◆ **TASK DESCRIPTION**
Copy out, character for character, the lines in the material below from the line containing "y-axis-ticks: 0 2" through the line containing "category-label: Neither agree", both included.

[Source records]
>> Start

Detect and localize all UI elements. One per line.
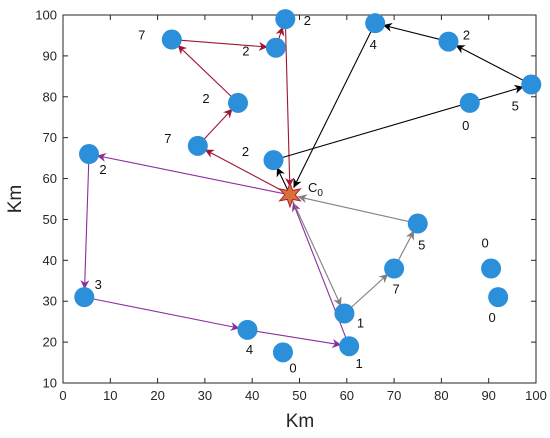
data-point: [263, 150, 284, 171]
point-label: 2: [304, 13, 311, 28]
point-label: 2: [463, 28, 470, 43]
x-axis-ticks: 0 10 20 30 40 50 60 70 80 90 100: [59, 15, 547, 403]
y-tick-label: 50: [43, 212, 57, 227]
data-point: [481, 258, 502, 279]
point-label: 4: [370, 37, 377, 52]
data-point: [438, 31, 459, 52]
point-label: 1: [356, 356, 363, 371]
x-tick-label: 80: [434, 388, 448, 403]
route-arrow: [382, 22, 449, 43]
data-point: [74, 287, 95, 308]
data-point: [521, 74, 542, 95]
x-tick-label: 20: [150, 388, 164, 403]
point-label: 7: [164, 131, 171, 146]
data-point: [265, 37, 286, 58]
route-arrow: [247, 329, 342, 348]
y-tick-label: 60: [43, 171, 57, 186]
route-arrow: [177, 44, 239, 104]
x-tick-label: 90: [481, 388, 495, 403]
customer-points: [74, 9, 542, 363]
point-label: 2: [202, 91, 209, 106]
point-label: 7: [392, 282, 399, 297]
point-label: 0: [481, 236, 488, 251]
data-point: [384, 258, 405, 279]
point-label: 5: [512, 99, 519, 114]
data-point: [187, 135, 208, 156]
data-point: [334, 303, 355, 324]
x-tick-label: 0: [59, 388, 66, 403]
y-axis-title: Km: [5, 185, 26, 214]
y-tick-label: 100: [35, 8, 57, 23]
point-label: 3: [95, 277, 102, 292]
route-arrow: [80, 154, 90, 290]
data-point: [237, 319, 258, 340]
point-label: 7: [138, 28, 145, 43]
data-point: [488, 287, 509, 308]
point-label: 0: [462, 118, 469, 133]
point-label: 2: [242, 44, 249, 59]
point-label: 0: [489, 310, 496, 325]
center-label: C0: [308, 180, 323, 199]
route-arrow: [204, 149, 291, 196]
y-tick-label: 20: [43, 335, 57, 350]
y-tick-label: 30: [43, 294, 57, 309]
x-tick-label: 60: [340, 388, 354, 403]
point-label: 0: [289, 360, 296, 375]
route-arrow: [273, 84, 524, 161]
center-depot: C0: [278, 180, 323, 209]
center-label-name: C: [308, 180, 317, 195]
x-tick-label: 70: [387, 388, 401, 403]
route-arrow: [289, 194, 342, 307]
x-axis-title: Km: [286, 411, 315, 432]
plot-area: [62, 14, 537, 384]
data-point: [79, 144, 100, 165]
point-label: 1: [357, 315, 364, 330]
x-tick-label: 30: [198, 388, 212, 403]
x-tick-label: 100: [525, 388, 547, 403]
x-tick-label: 50: [292, 388, 306, 403]
route-arrow: [171, 38, 268, 51]
data-point: [272, 342, 293, 363]
point-label: 2: [242, 144, 249, 159]
y-tick-label: 10: [43, 376, 57, 391]
data-point: [228, 92, 249, 113]
point-labels: 2 2 7 2 7 2 2 3 4 0 1 1 7 5 4 2 5 0 0 0: [95, 13, 519, 375]
data-point: [161, 29, 182, 50]
y-tick-label: 40: [43, 253, 57, 268]
x-tick-label: 10: [103, 388, 117, 403]
x-tick-label: 40: [245, 388, 259, 403]
route-arrow: [96, 153, 291, 196]
y-tick-label: 90: [43, 48, 57, 63]
data-point: [459, 92, 480, 113]
route-arrow: [284, 19, 295, 187]
data-point: [339, 336, 360, 357]
data-point: [275, 9, 296, 30]
depot-star-icon: [278, 181, 302, 209]
route-arrow: [297, 194, 418, 225]
y-tick-label: 80: [43, 89, 57, 104]
route-arrow: [84, 296, 240, 331]
point-label: 5: [418, 238, 425, 253]
route-arrow: [455, 44, 532, 85]
center-label-subscript: 0: [317, 188, 323, 199]
data-point: [407, 213, 428, 234]
data-point: [365, 13, 386, 34]
point-label: 2: [99, 162, 106, 177]
point-label: 4: [246, 342, 253, 357]
route-arrow: [293, 22, 376, 188]
y-tick-label: 70: [43, 130, 57, 145]
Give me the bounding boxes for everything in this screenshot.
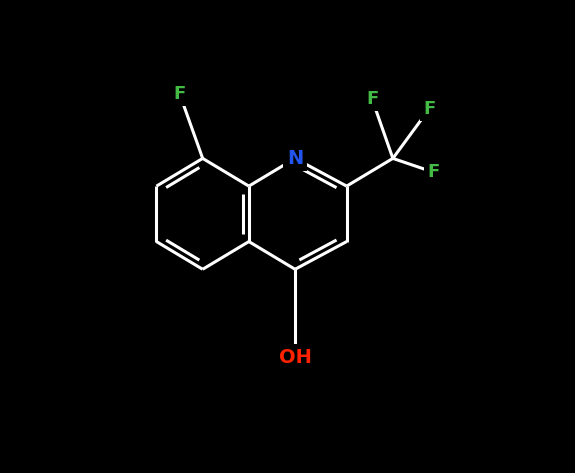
Text: F: F xyxy=(423,100,435,118)
Text: F: F xyxy=(174,85,186,103)
Text: F: F xyxy=(366,90,378,108)
Text: OH: OH xyxy=(279,348,312,367)
Text: N: N xyxy=(287,149,303,168)
Text: F: F xyxy=(428,163,440,181)
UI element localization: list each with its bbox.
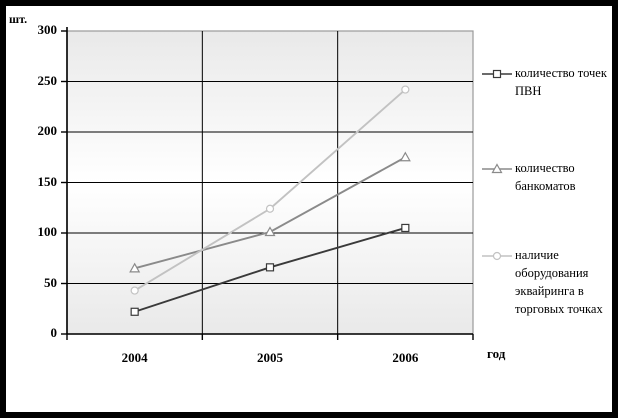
- x-tick-label: 2005: [257, 350, 283, 365]
- y-tick-label: 0: [50, 325, 58, 340]
- y-tick-label: 50: [44, 274, 57, 290]
- legend-label: количество банкоматов: [515, 161, 576, 193]
- square-marker-icon: [482, 69, 512, 79]
- line-chart-plot: [61, 27, 474, 340]
- legend-item-atm: количество банкоматов: [482, 159, 612, 195]
- triangle-marker-icon: [482, 163, 512, 174]
- x-tick-label: 2004: [121, 350, 148, 365]
- y-tick-label: 300: [37, 22, 58, 37]
- y-tick-label: 200: [37, 123, 58, 138]
- legend-label: наличие оборудования эквайринга в торгов…: [515, 248, 603, 316]
- y-tick-label: 100: [37, 224, 58, 239]
- legend-label: количество точек ПВН: [515, 66, 607, 98]
- y-axis-unit-label: шт.: [9, 12, 28, 26]
- legend-item-pvn: количество точек ПВН: [482, 64, 612, 100]
- circle-marker-icon: [482, 251, 512, 261]
- y-tick-label: 150: [37, 173, 58, 189]
- y-tick-label: 250: [37, 72, 58, 88]
- x-tick-label: 2006: [392, 350, 419, 365]
- legend-item-acquiring: наличие оборудования эквайринга в торгов…: [482, 246, 612, 318]
- x-axis-title: год: [487, 346, 506, 361]
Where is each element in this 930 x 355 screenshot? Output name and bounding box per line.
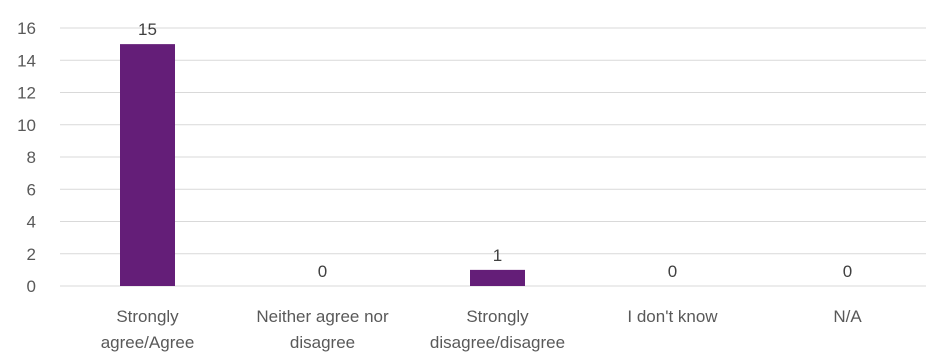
y-axis-ticks: 0 2 4 6 8 10 12 14 16 <box>17 19 36 296</box>
category-label: Strongly agree/Agree <box>101 307 195 352</box>
bar-value-label: 15 <box>138 20 157 39</box>
gridlines <box>60 27 926 287</box>
category-label-line: agree/Agree <box>101 333 195 352</box>
category-label-line: Strongly <box>466 307 529 326</box>
category-label-line: I don't know <box>627 307 718 326</box>
x-axis-categories: Strongly agree/Agree Neither agree nor disa… <box>101 307 863 352</box>
category-label-line: disagree/disagree <box>430 333 565 352</box>
bar-value-label: 0 <box>668 262 677 281</box>
y-tick-label: 14 <box>17 51 36 70</box>
y-tick-label: 2 <box>27 245 36 264</box>
bar <box>120 44 175 286</box>
y-tick-label: 16 <box>17 19 36 38</box>
category-label-line: N/A <box>833 307 862 326</box>
y-tick-label: 6 <box>27 180 36 199</box>
bars <box>120 44 525 286</box>
category-label: Neither agree nor disagree <box>256 307 389 352</box>
y-tick-label: 0 <box>27 277 36 296</box>
category-label-line: Strongly <box>116 307 179 326</box>
bar-value-label: 0 <box>843 262 852 281</box>
y-tick-label: 12 <box>17 84 36 103</box>
category-label: Strongly disagree/disagree <box>430 307 565 352</box>
category-label-line: disagree <box>290 333 355 352</box>
data-labels: 15 0 1 0 0 <box>138 20 852 281</box>
bar <box>470 269 525 286</box>
y-tick-label: 10 <box>17 116 36 135</box>
category-label: N/A <box>833 307 862 326</box>
y-tick-label: 4 <box>27 213 36 232</box>
category-label: I don't know <box>627 307 718 326</box>
y-tick-label: 8 <box>27 148 36 167</box>
bar-value-label: 0 <box>318 262 327 281</box>
bar-value-label: 1 <box>493 246 502 265</box>
category-label-line: Neither agree nor <box>256 307 389 326</box>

>> End

◆ **OUTPUT**
y-axis-ticks: 0 2 4 6 8 10 12 14 16 <box>17 19 36 296</box>
category-label: Strongly agree/Agree <box>101 307 195 352</box>
bar-value-label: 15 <box>138 20 157 39</box>
gridlines <box>60 27 926 287</box>
category-label-line: agree/Agree <box>101 333 195 352</box>
category-label-line: Strongly <box>466 307 529 326</box>
category-label-line: I don't know <box>627 307 718 326</box>
x-axis-categories: Strongly agree/Agree Neither agree nor disa… <box>101 307 863 352</box>
category-label-line: disagree/disagree <box>430 333 565 352</box>
bar-value-label: 0 <box>668 262 677 281</box>
y-tick-label: 14 <box>17 51 36 70</box>
y-tick-label: 2 <box>27 245 36 264</box>
bar <box>120 44 175 286</box>
y-tick-label: 16 <box>17 19 36 38</box>
category-label-line: N/A <box>833 307 862 326</box>
y-tick-label: 6 <box>27 180 36 199</box>
bars <box>120 44 525 286</box>
category-label: Neither agree nor disagree <box>256 307 389 352</box>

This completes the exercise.